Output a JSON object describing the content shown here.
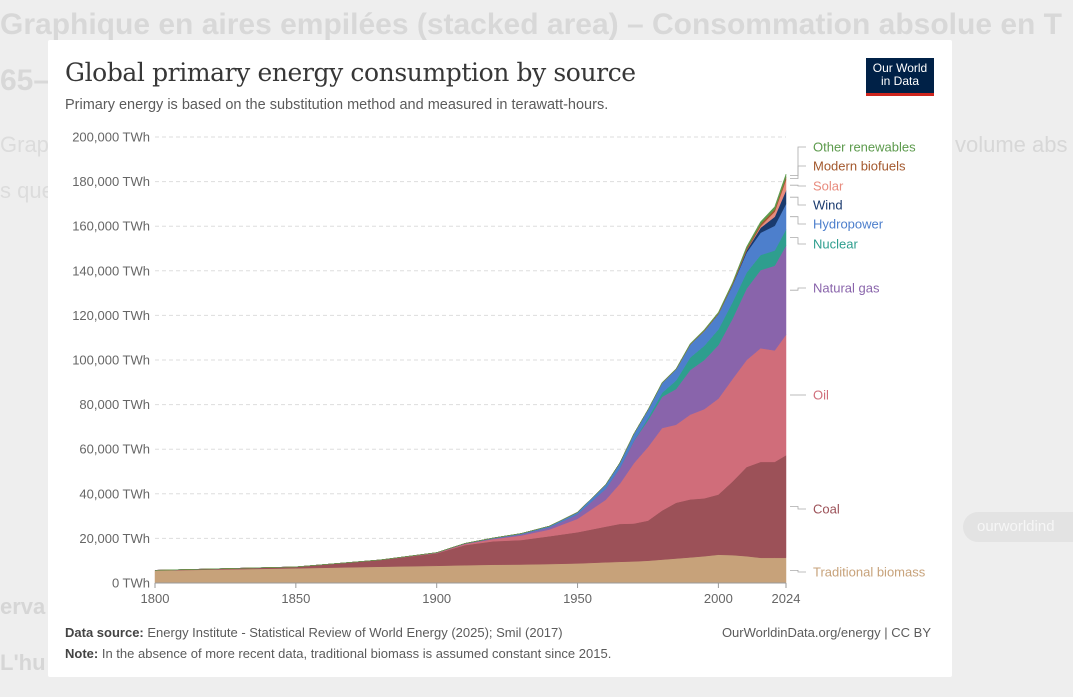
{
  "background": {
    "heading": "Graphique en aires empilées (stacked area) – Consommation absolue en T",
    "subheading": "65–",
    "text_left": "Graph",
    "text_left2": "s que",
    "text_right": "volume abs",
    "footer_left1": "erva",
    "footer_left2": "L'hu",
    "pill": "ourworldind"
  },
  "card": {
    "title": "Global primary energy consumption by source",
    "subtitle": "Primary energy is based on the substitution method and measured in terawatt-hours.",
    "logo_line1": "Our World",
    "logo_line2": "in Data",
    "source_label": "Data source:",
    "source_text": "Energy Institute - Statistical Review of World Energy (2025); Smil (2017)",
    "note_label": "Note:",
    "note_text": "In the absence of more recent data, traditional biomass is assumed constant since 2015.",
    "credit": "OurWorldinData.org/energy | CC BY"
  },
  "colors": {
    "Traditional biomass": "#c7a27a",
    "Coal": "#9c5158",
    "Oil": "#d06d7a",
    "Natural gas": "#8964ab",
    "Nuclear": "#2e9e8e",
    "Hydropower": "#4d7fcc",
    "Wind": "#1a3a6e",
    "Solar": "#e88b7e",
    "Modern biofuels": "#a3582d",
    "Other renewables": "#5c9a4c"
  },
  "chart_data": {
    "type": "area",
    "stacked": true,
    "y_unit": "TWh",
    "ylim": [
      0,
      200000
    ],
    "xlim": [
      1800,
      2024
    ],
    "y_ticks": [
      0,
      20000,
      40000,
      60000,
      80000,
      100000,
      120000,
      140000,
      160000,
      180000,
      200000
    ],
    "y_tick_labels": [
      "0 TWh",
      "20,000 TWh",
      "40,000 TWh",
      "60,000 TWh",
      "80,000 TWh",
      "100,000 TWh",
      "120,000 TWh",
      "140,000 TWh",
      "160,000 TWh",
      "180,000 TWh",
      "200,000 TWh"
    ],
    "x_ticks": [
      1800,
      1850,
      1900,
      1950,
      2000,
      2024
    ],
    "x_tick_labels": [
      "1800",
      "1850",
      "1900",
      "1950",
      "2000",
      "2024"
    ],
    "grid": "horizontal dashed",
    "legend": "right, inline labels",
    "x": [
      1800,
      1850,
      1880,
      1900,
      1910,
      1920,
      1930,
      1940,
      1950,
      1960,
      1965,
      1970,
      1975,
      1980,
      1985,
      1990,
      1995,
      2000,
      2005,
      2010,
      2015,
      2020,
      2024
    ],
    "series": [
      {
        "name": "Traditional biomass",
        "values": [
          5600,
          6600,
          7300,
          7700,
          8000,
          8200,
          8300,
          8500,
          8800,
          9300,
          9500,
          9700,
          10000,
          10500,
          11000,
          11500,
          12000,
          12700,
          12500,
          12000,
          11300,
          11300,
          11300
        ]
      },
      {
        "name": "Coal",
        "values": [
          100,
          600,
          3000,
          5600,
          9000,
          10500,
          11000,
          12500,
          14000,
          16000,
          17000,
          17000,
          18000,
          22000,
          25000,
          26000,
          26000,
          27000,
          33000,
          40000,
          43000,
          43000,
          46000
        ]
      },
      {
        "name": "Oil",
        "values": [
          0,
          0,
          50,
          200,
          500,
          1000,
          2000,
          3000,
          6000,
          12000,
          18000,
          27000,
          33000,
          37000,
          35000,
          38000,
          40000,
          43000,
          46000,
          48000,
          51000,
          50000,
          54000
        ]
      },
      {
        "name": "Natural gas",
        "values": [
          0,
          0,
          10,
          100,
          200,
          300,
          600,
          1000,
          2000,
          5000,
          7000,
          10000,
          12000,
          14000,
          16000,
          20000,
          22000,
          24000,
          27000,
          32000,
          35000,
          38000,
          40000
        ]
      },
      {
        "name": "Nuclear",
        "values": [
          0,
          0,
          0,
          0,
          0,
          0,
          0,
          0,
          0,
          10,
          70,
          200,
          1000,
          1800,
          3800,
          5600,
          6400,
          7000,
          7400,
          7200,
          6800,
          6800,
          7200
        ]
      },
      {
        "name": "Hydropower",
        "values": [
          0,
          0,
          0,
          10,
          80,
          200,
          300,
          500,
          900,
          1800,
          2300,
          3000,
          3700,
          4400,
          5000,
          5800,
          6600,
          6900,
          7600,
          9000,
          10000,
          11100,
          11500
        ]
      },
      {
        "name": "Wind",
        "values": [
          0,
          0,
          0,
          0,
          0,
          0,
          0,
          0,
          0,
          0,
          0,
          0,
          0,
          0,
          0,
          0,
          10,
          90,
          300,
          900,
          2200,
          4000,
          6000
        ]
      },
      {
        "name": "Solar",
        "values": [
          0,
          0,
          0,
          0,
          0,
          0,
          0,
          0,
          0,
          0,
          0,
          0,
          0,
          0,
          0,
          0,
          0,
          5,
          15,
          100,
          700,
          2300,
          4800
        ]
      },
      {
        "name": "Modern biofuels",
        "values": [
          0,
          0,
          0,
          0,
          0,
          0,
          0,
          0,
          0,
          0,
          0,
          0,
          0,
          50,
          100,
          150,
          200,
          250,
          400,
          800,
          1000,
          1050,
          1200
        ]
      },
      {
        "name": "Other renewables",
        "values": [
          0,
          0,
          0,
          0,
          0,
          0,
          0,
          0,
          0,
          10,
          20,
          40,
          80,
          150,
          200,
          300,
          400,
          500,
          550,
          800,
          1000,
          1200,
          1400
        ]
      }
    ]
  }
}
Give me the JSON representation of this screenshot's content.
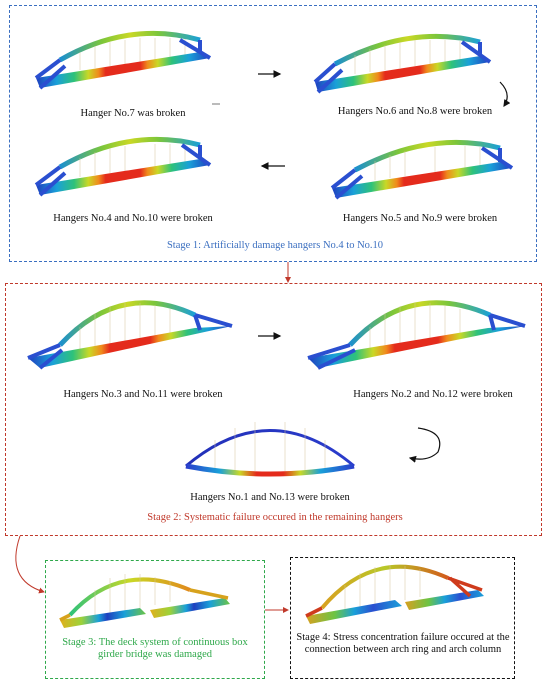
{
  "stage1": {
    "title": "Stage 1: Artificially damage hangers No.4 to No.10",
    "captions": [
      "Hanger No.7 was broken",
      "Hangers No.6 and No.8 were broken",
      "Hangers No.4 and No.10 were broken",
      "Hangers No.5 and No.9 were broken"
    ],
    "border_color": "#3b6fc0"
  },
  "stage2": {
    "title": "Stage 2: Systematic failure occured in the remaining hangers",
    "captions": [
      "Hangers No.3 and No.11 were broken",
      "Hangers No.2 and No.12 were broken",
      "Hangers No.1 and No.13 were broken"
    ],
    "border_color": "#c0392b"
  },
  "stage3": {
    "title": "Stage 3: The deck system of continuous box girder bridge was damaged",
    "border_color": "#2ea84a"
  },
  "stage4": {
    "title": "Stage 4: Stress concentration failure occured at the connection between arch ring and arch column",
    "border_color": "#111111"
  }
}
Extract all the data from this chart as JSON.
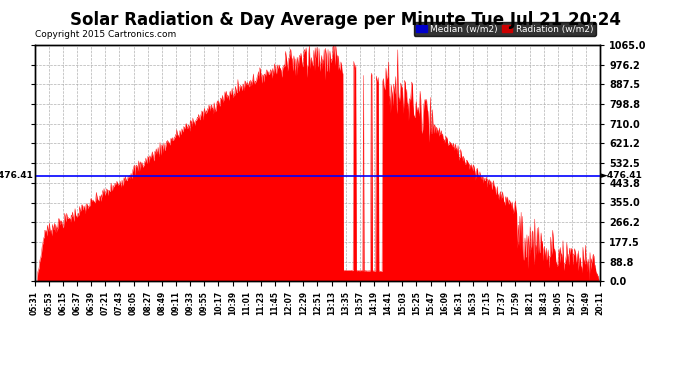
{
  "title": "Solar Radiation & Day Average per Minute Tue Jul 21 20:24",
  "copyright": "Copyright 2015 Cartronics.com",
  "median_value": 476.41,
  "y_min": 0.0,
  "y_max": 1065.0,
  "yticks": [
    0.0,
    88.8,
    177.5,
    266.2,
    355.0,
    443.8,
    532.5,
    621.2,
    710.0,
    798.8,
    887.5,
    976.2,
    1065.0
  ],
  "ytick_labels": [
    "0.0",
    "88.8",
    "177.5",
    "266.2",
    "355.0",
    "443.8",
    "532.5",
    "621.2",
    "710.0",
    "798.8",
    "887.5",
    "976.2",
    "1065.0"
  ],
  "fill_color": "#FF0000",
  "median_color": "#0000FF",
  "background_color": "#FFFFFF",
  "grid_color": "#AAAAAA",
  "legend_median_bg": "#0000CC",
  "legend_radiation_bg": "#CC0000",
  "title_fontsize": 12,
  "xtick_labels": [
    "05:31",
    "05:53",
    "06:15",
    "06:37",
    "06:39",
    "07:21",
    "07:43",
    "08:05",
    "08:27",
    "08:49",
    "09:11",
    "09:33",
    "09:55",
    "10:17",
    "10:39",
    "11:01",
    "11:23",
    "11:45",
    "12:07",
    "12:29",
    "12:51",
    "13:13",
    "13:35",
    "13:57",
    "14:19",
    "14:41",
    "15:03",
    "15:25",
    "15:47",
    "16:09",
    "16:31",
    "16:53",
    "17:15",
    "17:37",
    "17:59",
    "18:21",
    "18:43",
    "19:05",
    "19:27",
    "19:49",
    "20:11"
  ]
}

- - - - -

INSTRUCTIONS FOR THE TASK:
Review the preceding data and report every line that includes the string "Solar".

TASK RESPONSE:
    "Solar": "#e88b7e",
        "name": "Solar",
  "title": "Solar Radiation & Day Average per Minute Tue Jul 21 20:24",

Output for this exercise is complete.